= TASK BRIEF =
Below are the entries; count how many lines contain the word "Zöller" and reply with that number alone.

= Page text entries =
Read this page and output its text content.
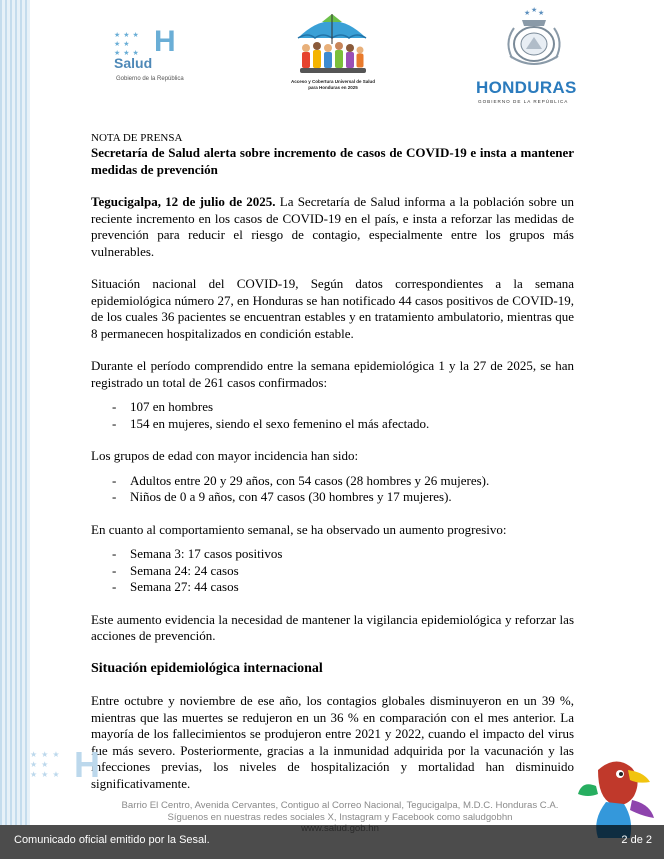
★★★ ★★ ★★★ H
Salud
Gobierno de la República	Acceso y Cobertura Universal de Salud
para Honduras en 2025
★ ★ ★
HONDURAS
GOBIERNO DE LA REPÚBLICA

NOTA DE PRENSA

Secretaría de Salud alerta sobre incremento de casos de COVID-19 e insta a mantener medidas de prevención

Tegucigalpa, 12 de julio de 2025. La Secretaría de Salud informa a la población sobre un reciente incremento en los casos de COVID-19 en el país, e insta a reforzar las medidas de prevención para reducir el riesgo de contagio, especialmente entre los grupos más vulnerables.

Situación nacional del COVID-19, Según datos correspondientes a la semana epidemiológica número 27, en Honduras se han notificado 44 casos positivos de COVID-19, de los cuales 36 pacientes se encuentran estables y en tratamiento ambulatorio, mientras que 8 permanecen hospitalizados en condición estable.

Durante el período comprendido entre la semana epidemiológica 1 y la 27 de 2025, se han registrado un total de 261 casos confirmados:

- 107 en hombres
- 154 en mujeres, siendo el sexo femenino el más afectado.

Los grupos de edad con mayor incidencia han sido:

- Adultos entre 20 y 29 años, con 54 casos (28 hombres y 26 mujeres).
- Niños de 0 a 9 años, con 47 casos (30 hombres y 17 mujeres).

En cuanto al comportamiento semanal, se ha observado un aumento progresivo:

- Semana 3: 17 casos positivos
- Semana 24: 24 casos
- Semana 27: 44 casos

Este aumento evidencia la necesidad de mantener la vigilancia epidemiológica y reforzar las acciones de prevención.

Situación epidemiológica internacional

Entre octubre y noviembre de ese año, los contagios globales disminuyeron en un 39 %, mientras que las muertes se redujeron en un 36 % en comparación con el mes anterior. La mayoría de los fallecimientos se produjeron entre 2021 y 2022, cuando el impacto del virus fue más severo. Posteriormente, gracias a la inmunidad adquirida por la vacunación y las infecciones previas, los niveles de hospitalización y mortalidad han disminuido significativamente.

★★★ ★★ ★★★ H
Barrio El Centro, Avenida Cervantes, Contiguo al Correo Nacional, Tegucigalpa, M.D.C. Honduras C.A.
Síguenos en nuestras redes sociales X, Instagram y Facebook como saludgobhn
Comunicado oficial emitido por la Sesal.	2 de 2
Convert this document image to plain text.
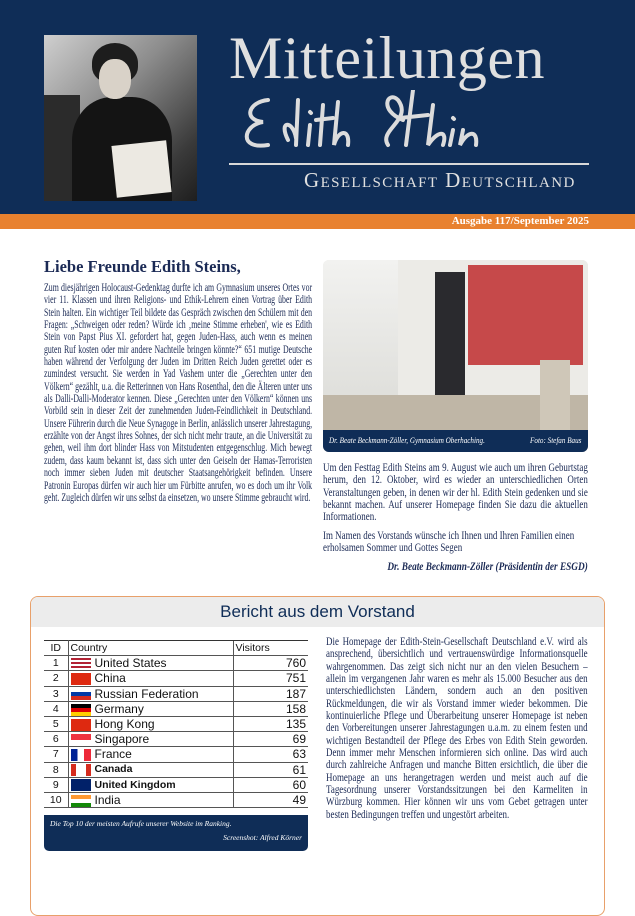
Mitteilungen
Gesellschaft Deutschland
Ausgabe 117/September 2025
Liebe Freunde Edith Steins,
Zum diesjährigen Holocaust-Gedenktag durfte ich am Gymnasium unseres Ortes vor vier 11. Klassen und ihren Religions- und Ethik-Lehrern einen Vortrag über Edith Stein halten. Ein wichtiger Teil bildete das Gespräch zwischen den Schülern mit den Fragen: „Schweigen oder reden? Würde ich ‚meine Stimme erheben', wie es Edith Stein von Papst Pius XI. gefordert hat, gegen Juden-Hass, auch wenn es meinen guten Ruf kosten oder mir andere Nachteile bringen könnte?“ 651 mutige Deutsche haben während der Verfolgung der Juden im Dritten Reich Juden gerettet oder es zumindest versucht. Sie werden in Yad Vashem unter die „Gerechten unter den Völkern“ gezählt, u.a. die Retterinnen von Hans Rosenthal, den die Älteren unter uns als Dalli-Dalli-Moderator kennen. Diese „Gerechten unter den Völkern“ können uns Vorbild sein in dieser Zeit der zunehmenden Juden-Feindlichkeit in Deutschland. Unsere Führerin durch die Neue Synagoge in Berlin, anlässlich unserer Jahrestagung, erzählte von der Angst ihres Sohnes, der sich nicht mehr traute, an die Universität zu gehen, weil ihm dort blinder Hass von Mitstudenten entgegenschlug. Mich bewegt zudem, dass kaum bekannt ist, dass sich unter den Geiseln der Hamas-Terroristen noch immer sieben Juden mit deutscher Staatsangehörigkeit befinden. Unsere Patronin Europas dürfen wir auch hier um Fürbitte anrufen, wo es doch um ihr Volk geht. Zugleich dürfen wir uns selbst da einsetzen, wo unsere Stimme gebraucht wird.
Dr. Beate Beckmann-Zöller, Gymnasium Oberhaching.	Foto: Stefan Baus
Um den Festtag Edith Steins am 9. August wie auch um ihren Geburtstag herum, den 12. Oktober, wird es wieder an unterschiedlichen Orten Veranstaltungen geben, in denen wir der hl. Edith Stein gedenken und sie bekannt machen. Auf unserer Homepage finden Sie dazu die aktuellen Informationen.
Im Namen des Vorstands wünsche ich Ihnen und Ihren Familien einen erholsamen Sommer und Gottes Segen
Dr. Beate Beckmann-Zöller (Präsidentin der ESGD)
Bericht aus dem Vorstand
ID	Country	Visitors
1	United States	760
2	China	751
3	Russian Federation	187
4	Germany	158
5	Hong Kong	135
6	Singapore	69
7	France	63
8	Canada	61
9	United Kingdom	60
10	India	49
Die Top 10 der meisten Aufrufe unserer Website im Ranking.
Screenshot: Alfred Körner
Die Homepage der Edith-Stein-Gesellschaft Deutschland e.V. wird als ansprechend, übersichtlich und vertrauenswürdige Informationsquelle wahrgenommen. Das zeigt sich nicht nur an den vielen Besuchern – allein im vergangenen Jahr waren es mehr als 15.000 Besucher aus den unterschiedlichsten Ländern, sondern auch an den positiven Rückmeldungen, die wir als Vorstand immer wieder bekommen. Die kontinuierliche Pflege und Überarbeitung unserer Homepage ist neben den Vorbereitungen unserer Jahrestagungen u.a.m. zu einem festen und wichtigen Bestandteil der Pflege des Erbes von Edith Stein geworden. Denn immer mehr Menschen informieren sich online. Das wird auch durch zahlreiche Anfragen und manche Bitten ersichtlich, die über die Homepage an uns herangetragen werden und meist auch auf die Tagesordnung unserer Vorstandssitzungen bei den Karmeliten in Würzburg kommen. Hier können wir uns vom Gebet getragen unter besten Bedingungen treffen und ungestört arbeiten.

= TASK ANSWER =
2